RECORDS:
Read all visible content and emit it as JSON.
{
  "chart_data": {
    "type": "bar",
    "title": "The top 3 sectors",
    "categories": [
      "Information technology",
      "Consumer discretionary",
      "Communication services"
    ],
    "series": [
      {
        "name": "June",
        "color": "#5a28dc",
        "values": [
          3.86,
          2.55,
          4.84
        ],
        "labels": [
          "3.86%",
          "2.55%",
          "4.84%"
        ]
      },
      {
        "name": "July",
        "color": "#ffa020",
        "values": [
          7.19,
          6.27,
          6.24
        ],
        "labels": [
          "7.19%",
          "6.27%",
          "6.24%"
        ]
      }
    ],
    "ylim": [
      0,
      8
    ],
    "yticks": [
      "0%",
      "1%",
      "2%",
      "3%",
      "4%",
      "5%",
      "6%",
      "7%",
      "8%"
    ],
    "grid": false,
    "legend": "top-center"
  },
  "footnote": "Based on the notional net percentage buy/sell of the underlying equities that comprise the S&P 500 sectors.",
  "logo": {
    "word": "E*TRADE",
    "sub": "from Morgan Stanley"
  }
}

TASK OBJECTIVE: Copy all of the data exactly.

TASK SOLUTION:
Read all visible content and emit it as JSON.
{
  "chart_data": {
    "type": "bar",
    "title": "The top 3 sectors",
    "categories": [
      "Information technology",
      "Consumer discretionary",
      "Communication services"
    ],
    "series": [
      {
        "name": "June",
        "color": "#5a28dc",
        "values": [
          3.86,
          2.55,
          4.84
        ],
        "labels": [
          "3.86%",
          "2.55%",
          "4.84%"
        ]
      },
      {
        "name": "July",
        "color": "#ffa020",
        "values": [
          7.19,
          6.27,
          6.24
        ],
        "labels": [
          "7.19%",
          "6.27%",
          "6.24%"
        ]
      }
    ],
    "ylim": [
      0,
      8
    ],
    "yticks": [
      "0%",
      "1%",
      "2%",
      "3%",
      "4%",
      "5%",
      "6%",
      "7%",
      "8%"
    ],
    "grid": false,
    "legend": "top-center"
  },
  "footnote": "Based on the notional net percentage buy/sell of the underlying equities that comprise the S&P 500 sectors.",
  "logo": {
    "word": "E*TRADE",
    "sub": "from Morgan Stanley"
  }
}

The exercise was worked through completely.